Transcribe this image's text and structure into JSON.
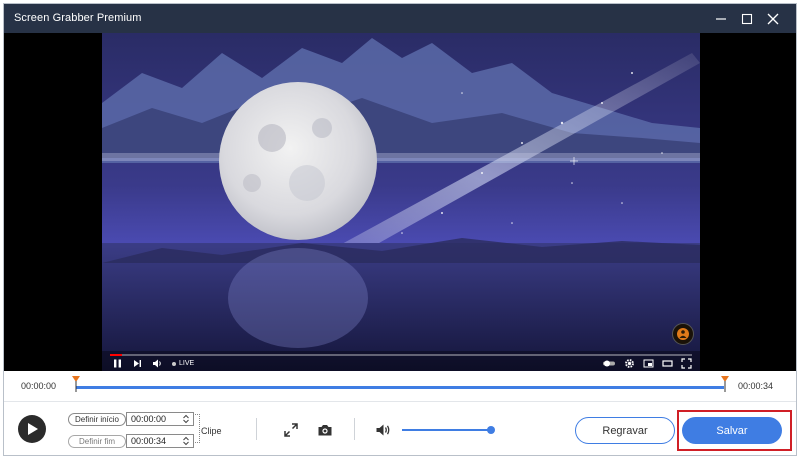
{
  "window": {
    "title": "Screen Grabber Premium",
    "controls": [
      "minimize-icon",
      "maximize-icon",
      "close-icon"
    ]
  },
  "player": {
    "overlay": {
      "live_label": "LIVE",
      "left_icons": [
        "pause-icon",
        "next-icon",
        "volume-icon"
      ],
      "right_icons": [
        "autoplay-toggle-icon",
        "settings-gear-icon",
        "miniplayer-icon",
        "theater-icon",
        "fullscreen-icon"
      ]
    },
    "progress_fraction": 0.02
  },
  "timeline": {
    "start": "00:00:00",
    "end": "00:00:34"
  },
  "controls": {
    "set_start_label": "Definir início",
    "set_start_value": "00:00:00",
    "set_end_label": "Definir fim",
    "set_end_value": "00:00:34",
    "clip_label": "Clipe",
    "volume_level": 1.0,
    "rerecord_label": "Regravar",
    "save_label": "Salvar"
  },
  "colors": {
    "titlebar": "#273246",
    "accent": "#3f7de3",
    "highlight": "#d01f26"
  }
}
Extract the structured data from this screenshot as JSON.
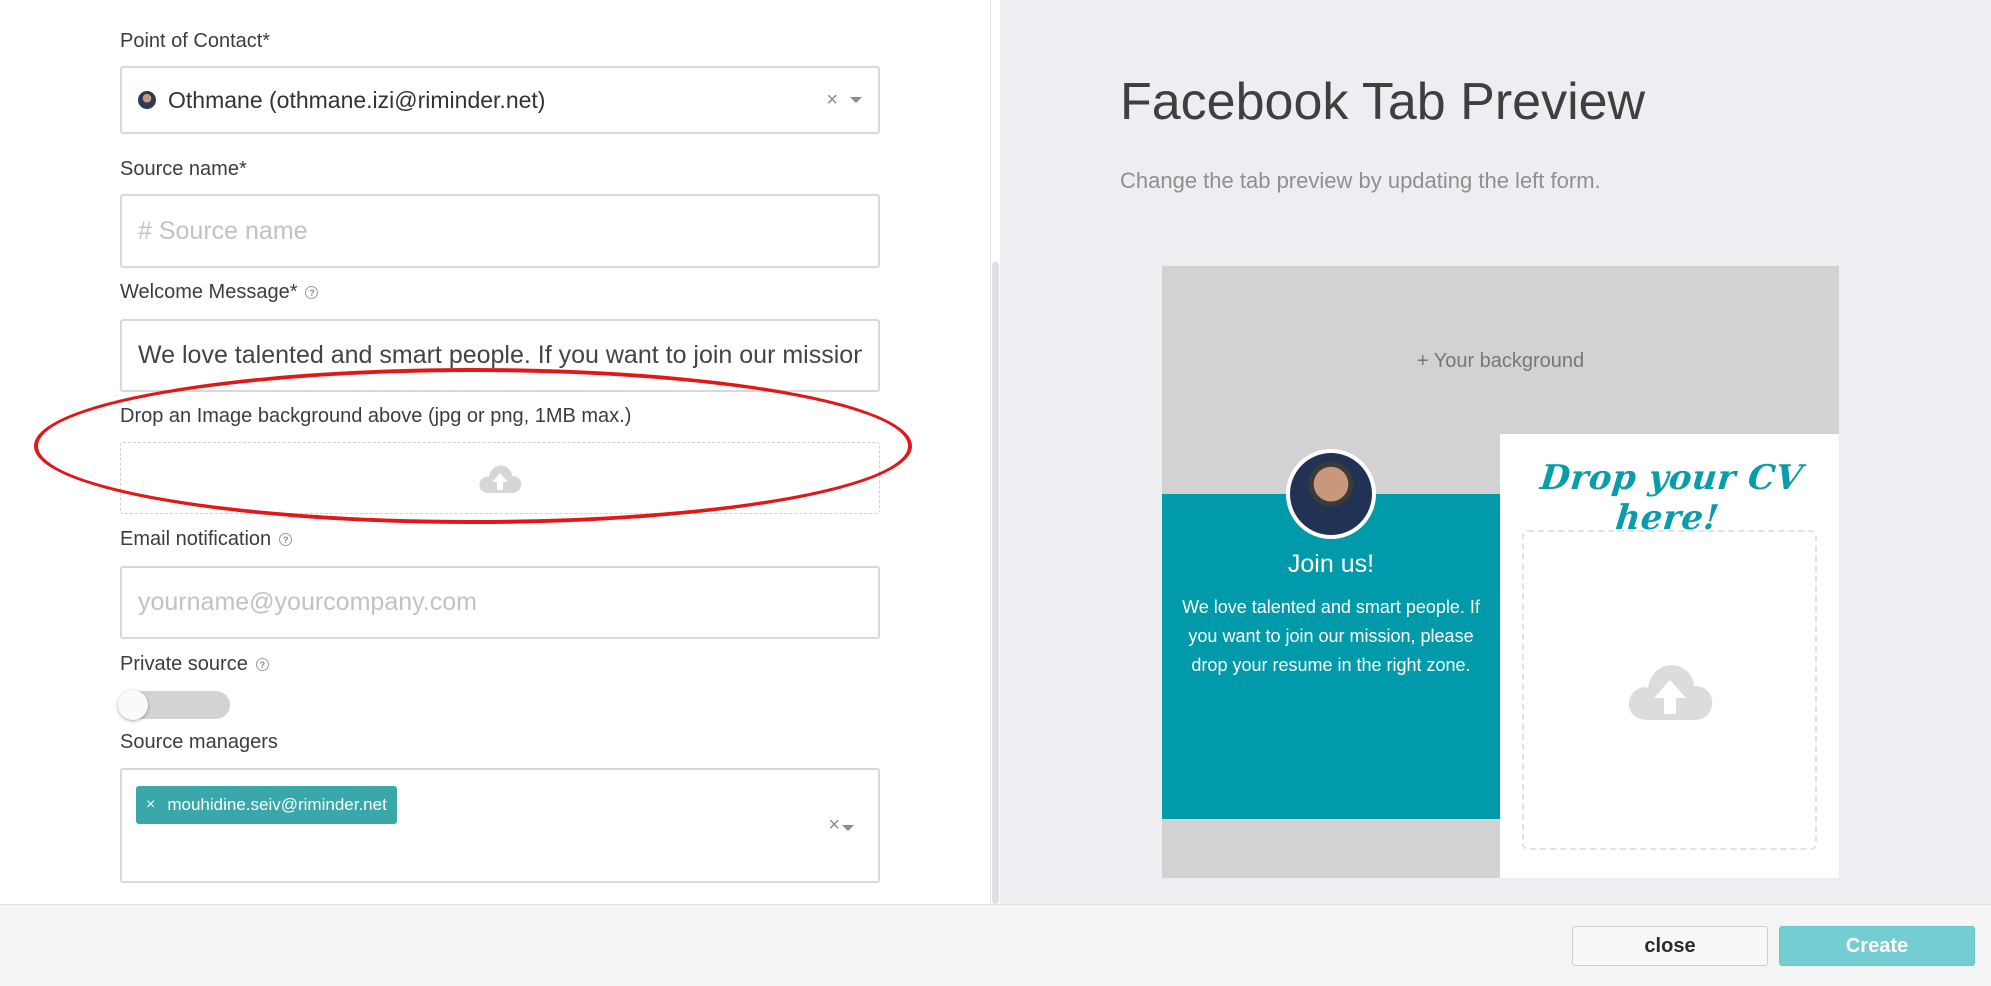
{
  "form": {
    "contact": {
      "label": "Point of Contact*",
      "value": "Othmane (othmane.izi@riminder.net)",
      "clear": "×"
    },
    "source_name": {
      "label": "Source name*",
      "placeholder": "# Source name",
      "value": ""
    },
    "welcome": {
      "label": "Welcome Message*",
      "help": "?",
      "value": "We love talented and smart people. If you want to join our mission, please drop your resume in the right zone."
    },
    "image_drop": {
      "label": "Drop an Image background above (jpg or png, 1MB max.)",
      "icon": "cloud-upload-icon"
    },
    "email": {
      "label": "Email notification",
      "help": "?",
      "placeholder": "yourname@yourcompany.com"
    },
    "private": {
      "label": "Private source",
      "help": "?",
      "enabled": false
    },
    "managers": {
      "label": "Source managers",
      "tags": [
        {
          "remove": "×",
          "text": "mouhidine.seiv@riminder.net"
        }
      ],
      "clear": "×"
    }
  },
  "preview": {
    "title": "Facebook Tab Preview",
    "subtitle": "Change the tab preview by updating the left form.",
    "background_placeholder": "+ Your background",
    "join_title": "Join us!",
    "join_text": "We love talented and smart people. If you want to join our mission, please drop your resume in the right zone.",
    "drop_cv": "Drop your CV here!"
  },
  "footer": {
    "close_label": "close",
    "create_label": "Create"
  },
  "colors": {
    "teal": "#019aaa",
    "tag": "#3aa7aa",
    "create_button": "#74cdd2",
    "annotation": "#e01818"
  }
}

***

Problem details — Reproduce every line of the material precisely, omitting its pictures.

Result for this exercise —
Transcribe this image's text and structure into JSON.
{
  "window": {
    "title": "Screen Grabber Premium",
    "controls": [
      "minimize-icon",
      "maximize-icon",
      "close-icon"
    ]
  },
  "player": {
    "overlay": {
      "live_label": "LIVE",
      "left_icons": [
        "pause-icon",
        "next-icon",
        "volume-icon"
      ],
      "right_icons": [
        "autoplay-toggle-icon",
        "settings-gear-icon",
        "miniplayer-icon",
        "theater-icon",
        "fullscreen-icon"
      ]
    },
    "progress_fraction": 0.02
  },
  "timeline": {
    "start": "00:00:00",
    "end": "00:00:34"
  },
  "controls": {
    "set_start_label": "Definir início",
    "set_start_value": "00:00:00",
    "set_end_label": "Definir fim",
    "set_end_value": "00:00:34",
    "clip_label": "Clipe",
    "volume_level": 1.0,
    "rerecord_label": "Regravar",
    "save_label": "Salvar"
  },
  "colors": {
    "titlebar": "#273246",
    "accent": "#3f7de3",
    "highlight": "#d01f26"
  }
}
Extract the structured data from this screenshot as JSON.
{
  "form": {
    "contact": {
      "label": "Point of Contact*",
      "value": "Othmane (othmane.izi@riminder.net)",
      "clear": "×"
    },
    "source_name": {
      "label": "Source name*",
      "placeholder": "# Source name",
      "value": ""
    },
    "welcome": {
      "label": "Welcome Message*",
      "help": "?",
      "value": "We love talented and smart people. If you want to join our mission, please drop your resume in the right zone."
    },
    "image_drop": {
      "label": "Drop an Image background above (jpg or png, 1MB max.)",
      "icon": "cloud-upload-icon"
    },
    "email": {
      "label": "Email notification",
      "help": "?",
      "placeholder": "yourname@yourcompany.com"
    },
    "private": {
      "label": "Private source",
      "help": "?",
      "enabled": false
    },
    "managers": {
      "label": "Source managers",
      "tags": [
        {
          "remove": "×",
          "text": "mouhidine.seiv@riminder.net"
        }
      ],
      "clear": "×"
    }
  },
  "preview": {
    "title": "Facebook Tab Preview",
    "subtitle": "Change the tab preview by updating the left form.",
    "background_placeholder": "+ Your background",
    "join_title": "Join us!",
    "join_text": "We love talented and smart people. If you want to join our mission, please drop your resume in the right zone.",
    "drop_cv": "Drop your CV here!"
  },
  "footer": {
    "close_label": "close",
    "create_label": "Create"
  },
  "colors": {
    "teal": "#019aaa",
    "tag": "#3aa7aa",
    "create_button": "#74cdd2",
    "annotation": "#e01818"
  }
}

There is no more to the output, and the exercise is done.